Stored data
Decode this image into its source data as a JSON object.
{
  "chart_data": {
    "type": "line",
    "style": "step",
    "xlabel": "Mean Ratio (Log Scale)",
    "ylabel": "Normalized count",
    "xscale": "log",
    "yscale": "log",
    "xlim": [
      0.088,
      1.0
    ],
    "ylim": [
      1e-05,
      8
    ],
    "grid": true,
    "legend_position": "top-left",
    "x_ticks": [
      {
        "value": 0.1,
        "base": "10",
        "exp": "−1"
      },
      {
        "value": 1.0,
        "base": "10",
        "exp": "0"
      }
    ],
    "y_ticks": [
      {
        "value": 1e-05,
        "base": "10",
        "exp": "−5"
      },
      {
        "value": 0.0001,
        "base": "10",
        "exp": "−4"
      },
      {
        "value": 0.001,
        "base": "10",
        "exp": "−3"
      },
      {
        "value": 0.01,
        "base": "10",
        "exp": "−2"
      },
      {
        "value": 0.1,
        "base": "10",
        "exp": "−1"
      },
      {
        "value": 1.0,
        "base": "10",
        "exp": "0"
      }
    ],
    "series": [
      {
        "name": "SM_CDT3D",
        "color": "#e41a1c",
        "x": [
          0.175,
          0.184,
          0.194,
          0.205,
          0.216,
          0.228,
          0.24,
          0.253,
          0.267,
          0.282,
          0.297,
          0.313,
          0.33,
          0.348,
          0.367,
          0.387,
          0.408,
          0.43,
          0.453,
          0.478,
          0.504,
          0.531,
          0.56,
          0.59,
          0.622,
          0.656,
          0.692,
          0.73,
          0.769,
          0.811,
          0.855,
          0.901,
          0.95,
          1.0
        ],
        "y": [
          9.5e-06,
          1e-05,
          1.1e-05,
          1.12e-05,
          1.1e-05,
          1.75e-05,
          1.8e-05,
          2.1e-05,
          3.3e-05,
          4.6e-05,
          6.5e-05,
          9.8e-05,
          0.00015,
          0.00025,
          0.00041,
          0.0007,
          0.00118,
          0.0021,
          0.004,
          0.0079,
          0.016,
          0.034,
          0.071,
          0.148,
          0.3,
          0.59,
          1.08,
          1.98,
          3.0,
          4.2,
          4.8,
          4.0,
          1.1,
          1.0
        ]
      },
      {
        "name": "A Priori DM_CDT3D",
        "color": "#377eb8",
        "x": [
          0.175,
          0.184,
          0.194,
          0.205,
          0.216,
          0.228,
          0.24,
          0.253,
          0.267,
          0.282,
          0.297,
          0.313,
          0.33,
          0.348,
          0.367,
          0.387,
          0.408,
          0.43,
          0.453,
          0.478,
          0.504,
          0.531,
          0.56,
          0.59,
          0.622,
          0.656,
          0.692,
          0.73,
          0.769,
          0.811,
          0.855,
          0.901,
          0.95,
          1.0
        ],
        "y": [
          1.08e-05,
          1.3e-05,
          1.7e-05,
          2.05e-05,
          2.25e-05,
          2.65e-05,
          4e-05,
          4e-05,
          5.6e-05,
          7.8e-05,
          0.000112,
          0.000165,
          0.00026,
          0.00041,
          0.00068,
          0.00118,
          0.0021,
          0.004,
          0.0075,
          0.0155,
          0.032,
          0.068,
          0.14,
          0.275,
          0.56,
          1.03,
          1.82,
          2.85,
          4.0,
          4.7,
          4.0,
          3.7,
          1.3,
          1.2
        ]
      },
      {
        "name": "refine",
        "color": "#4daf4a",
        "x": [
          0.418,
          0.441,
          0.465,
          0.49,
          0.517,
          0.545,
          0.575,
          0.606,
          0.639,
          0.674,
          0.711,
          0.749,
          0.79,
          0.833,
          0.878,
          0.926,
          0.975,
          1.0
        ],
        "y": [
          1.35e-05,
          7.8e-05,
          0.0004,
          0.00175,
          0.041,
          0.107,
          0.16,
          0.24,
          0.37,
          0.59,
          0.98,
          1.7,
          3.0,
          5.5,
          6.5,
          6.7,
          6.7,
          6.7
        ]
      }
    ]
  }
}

The task
Each entry is to be returned in full, character for character.

Solved problem
Decode this image into its source data as a JSON object.
{
  "chart_data": {
    "type": "line",
    "style": "step",
    "xlabel": "Mean Ratio (Log Scale)",
    "ylabel": "Normalized count",
    "xscale": "log",
    "yscale": "log",
    "xlim": [
      0.088,
      1.0
    ],
    "ylim": [
      1e-05,
      8
    ],
    "grid": true,
    "legend_position": "top-left",
    "x_ticks": [
      {
        "value": 0.1,
        "base": "10",
        "exp": "−1"
      },
      {
        "value": 1.0,
        "base": "10",
        "exp": "0"
      }
    ],
    "y_ticks": [
      {
        "value": 1e-05,
        "base": "10",
        "exp": "−5"
      },
      {
        "value": 0.0001,
        "base": "10",
        "exp": "−4"
      },
      {
        "value": 0.001,
        "base": "10",
        "exp": "−3"
      },
      {
        "value": 0.01,
        "base": "10",
        "exp": "−2"
      },
      {
        "value": 0.1,
        "base": "10",
        "exp": "−1"
      },
      {
        "value": 1.0,
        "base": "10",
        "exp": "0"
      }
    ],
    "series": [
      {
        "name": "SM_CDT3D",
        "color": "#e41a1c",
        "x": [
          0.175,
          0.184,
          0.194,
          0.205,
          0.216,
          0.228,
          0.24,
          0.253,
          0.267,
          0.282,
          0.297,
          0.313,
          0.33,
          0.348,
          0.367,
          0.387,
          0.408,
          0.43,
          0.453,
          0.478,
          0.504,
          0.531,
          0.56,
          0.59,
          0.622,
          0.656,
          0.692,
          0.73,
          0.769,
          0.811,
          0.855,
          0.901,
          0.95,
          1.0
        ],
        "y": [
          9.5e-06,
          1e-05,
          1.1e-05,
          1.12e-05,
          1.1e-05,
          1.75e-05,
          1.8e-05,
          2.1e-05,
          3.3e-05,
          4.6e-05,
          6.5e-05,
          9.8e-05,
          0.00015,
          0.00025,
          0.00041,
          0.0007,
          0.00118,
          0.0021,
          0.004,
          0.0079,
          0.016,
          0.034,
          0.071,
          0.148,
          0.3,
          0.59,
          1.08,
          1.98,
          3.0,
          4.2,
          4.8,
          4.0,
          1.1,
          1.0
        ]
      },
      {
        "name": "A Priori DM_CDT3D",
        "color": "#377eb8",
        "x": [
          0.175,
          0.184,
          0.194,
          0.205,
          0.216,
          0.228,
          0.24,
          0.253,
          0.267,
          0.282,
          0.297,
          0.313,
          0.33,
          0.348,
          0.367,
          0.387,
          0.408,
          0.43,
          0.453,
          0.478,
          0.504,
          0.531,
          0.56,
          0.59,
          0.622,
          0.656,
          0.692,
          0.73,
          0.769,
          0.811,
          0.855,
          0.901,
          0.95,
          1.0
        ],
        "y": [
          1.08e-05,
          1.3e-05,
          1.7e-05,
          2.05e-05,
          2.25e-05,
          2.65e-05,
          4e-05,
          4e-05,
          5.6e-05,
          7.8e-05,
          0.000112,
          0.000165,
          0.00026,
          0.00041,
          0.00068,
          0.00118,
          0.0021,
          0.004,
          0.0075,
          0.0155,
          0.032,
          0.068,
          0.14,
          0.275,
          0.56,
          1.03,
          1.82,
          2.85,
          4.0,
          4.7,
          4.0,
          3.7,
          1.3,
          1.2
        ]
      },
      {
        "name": "refine",
        "color": "#4daf4a",
        "x": [
          0.418,
          0.441,
          0.465,
          0.49,
          0.517,
          0.545,
          0.575,
          0.606,
          0.639,
          0.674,
          0.711,
          0.749,
          0.79,
          0.833,
          0.878,
          0.926,
          0.975,
          1.0
        ],
        "y": [
          1.35e-05,
          7.8e-05,
          0.0004,
          0.00175,
          0.041,
          0.107,
          0.16,
          0.24,
          0.37,
          0.59,
          0.98,
          1.7,
          3.0,
          5.5,
          6.5,
          6.7,
          6.7,
          6.7
        ]
      }
    ]
  }
}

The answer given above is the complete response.